■ TASK PROMPT ■
Beneath this sentence is a set of records; write each of them out exactly.
Begin RECORDS FOR THIS TASK
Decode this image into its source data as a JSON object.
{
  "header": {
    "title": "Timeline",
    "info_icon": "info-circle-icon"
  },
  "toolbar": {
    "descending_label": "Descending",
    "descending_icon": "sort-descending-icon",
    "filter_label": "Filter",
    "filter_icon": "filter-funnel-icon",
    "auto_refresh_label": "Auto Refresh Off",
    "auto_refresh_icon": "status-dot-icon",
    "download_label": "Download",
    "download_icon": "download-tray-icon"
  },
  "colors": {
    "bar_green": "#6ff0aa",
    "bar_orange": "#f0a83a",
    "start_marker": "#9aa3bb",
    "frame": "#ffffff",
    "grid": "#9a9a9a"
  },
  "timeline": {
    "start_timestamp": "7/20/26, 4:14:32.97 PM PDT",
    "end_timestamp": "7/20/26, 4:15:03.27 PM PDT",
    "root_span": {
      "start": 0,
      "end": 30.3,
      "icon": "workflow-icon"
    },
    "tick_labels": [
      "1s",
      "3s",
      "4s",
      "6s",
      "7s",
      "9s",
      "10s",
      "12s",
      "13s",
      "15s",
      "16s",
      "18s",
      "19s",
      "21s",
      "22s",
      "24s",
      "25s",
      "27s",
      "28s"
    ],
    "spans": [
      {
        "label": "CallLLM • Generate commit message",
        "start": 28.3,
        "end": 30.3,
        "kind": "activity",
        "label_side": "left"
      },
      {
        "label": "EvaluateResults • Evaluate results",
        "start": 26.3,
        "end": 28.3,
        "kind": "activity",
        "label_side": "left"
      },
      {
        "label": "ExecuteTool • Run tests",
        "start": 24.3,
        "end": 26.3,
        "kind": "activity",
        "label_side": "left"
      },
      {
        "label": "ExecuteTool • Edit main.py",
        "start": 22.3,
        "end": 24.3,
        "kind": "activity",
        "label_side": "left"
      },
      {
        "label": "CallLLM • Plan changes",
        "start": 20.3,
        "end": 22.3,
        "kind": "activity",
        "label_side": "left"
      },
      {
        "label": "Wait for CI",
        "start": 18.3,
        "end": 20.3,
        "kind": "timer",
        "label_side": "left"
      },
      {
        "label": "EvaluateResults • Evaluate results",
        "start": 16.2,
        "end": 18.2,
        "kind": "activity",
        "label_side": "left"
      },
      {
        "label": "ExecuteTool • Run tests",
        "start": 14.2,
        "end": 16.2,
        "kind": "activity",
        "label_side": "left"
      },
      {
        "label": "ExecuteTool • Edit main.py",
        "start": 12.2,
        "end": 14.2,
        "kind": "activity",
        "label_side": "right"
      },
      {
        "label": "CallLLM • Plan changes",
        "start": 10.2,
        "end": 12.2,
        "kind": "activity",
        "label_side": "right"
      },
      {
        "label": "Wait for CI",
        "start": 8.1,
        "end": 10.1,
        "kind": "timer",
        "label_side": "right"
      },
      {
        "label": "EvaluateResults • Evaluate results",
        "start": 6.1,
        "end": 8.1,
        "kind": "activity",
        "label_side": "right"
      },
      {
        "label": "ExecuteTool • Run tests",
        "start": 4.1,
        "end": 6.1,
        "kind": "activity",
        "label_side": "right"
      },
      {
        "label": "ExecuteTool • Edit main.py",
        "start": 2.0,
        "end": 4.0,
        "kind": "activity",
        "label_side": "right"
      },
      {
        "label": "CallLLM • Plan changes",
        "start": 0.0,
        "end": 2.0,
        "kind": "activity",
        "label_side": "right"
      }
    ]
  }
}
End RECORDS FOR THIS TASK
■ EXPECTED ANSWER ■
Decode this image into its source data as a JSON object.
{
  "header": {
    "title": "Timeline",
    "info_icon": "info-circle-icon"
  },
  "toolbar": {
    "descending_label": "Descending",
    "descending_icon": "sort-descending-icon",
    "filter_label": "Filter",
    "filter_icon": "filter-funnel-icon",
    "auto_refresh_label": "Auto Refresh Off",
    "auto_refresh_icon": "status-dot-icon",
    "download_label": "Download",
    "download_icon": "download-tray-icon"
  },
  "colors": {
    "bar_green": "#6ff0aa",
    "bar_orange": "#f0a83a",
    "start_marker": "#9aa3bb",
    "frame": "#ffffff",
    "grid": "#9a9a9a"
  },
  "timeline": {
    "start_timestamp": "7/20/26, 4:14:32.97 PM PDT",
    "end_timestamp": "7/20/26, 4:15:03.27 PM PDT",
    "root_span": {
      "start": 0,
      "end": 30.3,
      "icon": "workflow-icon"
    },
    "tick_labels": [
      "1s",
      "3s",
      "4s",
      "6s",
      "7s",
      "9s",
      "10s",
      "12s",
      "13s",
      "15s",
      "16s",
      "18s",
      "19s",
      "21s",
      "22s",
      "24s",
      "25s",
      "27s",
      "28s"
    ],
    "spans": [
      {
        "label": "CallLLM • Generate commit message",
        "start": 28.3,
        "end": 30.3,
        "kind": "activity",
        "label_side": "left"
      },
      {
        "label": "EvaluateResults • Evaluate results",
        "start": 26.3,
        "end": 28.3,
        "kind": "activity",
        "label_side": "left"
      },
      {
        "label": "ExecuteTool • Run tests",
        "start": 24.3,
        "end": 26.3,
        "kind": "activity",
        "label_side": "left"
      },
      {
        "label": "ExecuteTool • Edit main.py",
        "start": 22.3,
        "end": 24.3,
        "kind": "activity",
        "label_side": "left"
      },
      {
        "label": "CallLLM • Plan changes",
        "start": 20.3,
        "end": 22.3,
        "kind": "activity",
        "label_side": "left"
      },
      {
        "label": "Wait for CI",
        "start": 18.3,
        "end": 20.3,
        "kind": "timer",
        "label_side": "left"
      },
      {
        "label": "EvaluateResults • Evaluate results",
        "start": 16.2,
        "end": 18.2,
        "kind": "activity",
        "label_side": "left"
      },
      {
        "label": "ExecuteTool • Run tests",
        "start": 14.2,
        "end": 16.2,
        "kind": "activity",
        "label_side": "left"
      },
      {
        "label": "ExecuteTool • Edit main.py",
        "start": 12.2,
        "end": 14.2,
        "kind": "activity",
        "label_side": "right"
      },
      {
        "label": "CallLLM • Plan changes",
        "start": 10.2,
        "end": 12.2,
        "kind": "activity",
        "label_side": "right"
      },
      {
        "label": "Wait for CI",
        "start": 8.1,
        "end": 10.1,
        "kind": "timer",
        "label_side": "right"
      },
      {
        "label": "EvaluateResults • Evaluate results",
        "start": 6.1,
        "end": 8.1,
        "kind": "activity",
        "label_side": "right"
      },
      {
        "label": "ExecuteTool • Run tests",
        "start": 4.1,
        "end": 6.1,
        "kind": "activity",
        "label_side": "right"
      },
      {
        "label": "ExecuteTool • Edit main.py",
        "start": 2.0,
        "end": 4.0,
        "kind": "activity",
        "label_side": "right"
      },
      {
        "label": "CallLLM • Plan changes",
        "start": 0.0,
        "end": 2.0,
        "kind": "activity",
        "label_side": "right"
      }
    ]
  }
}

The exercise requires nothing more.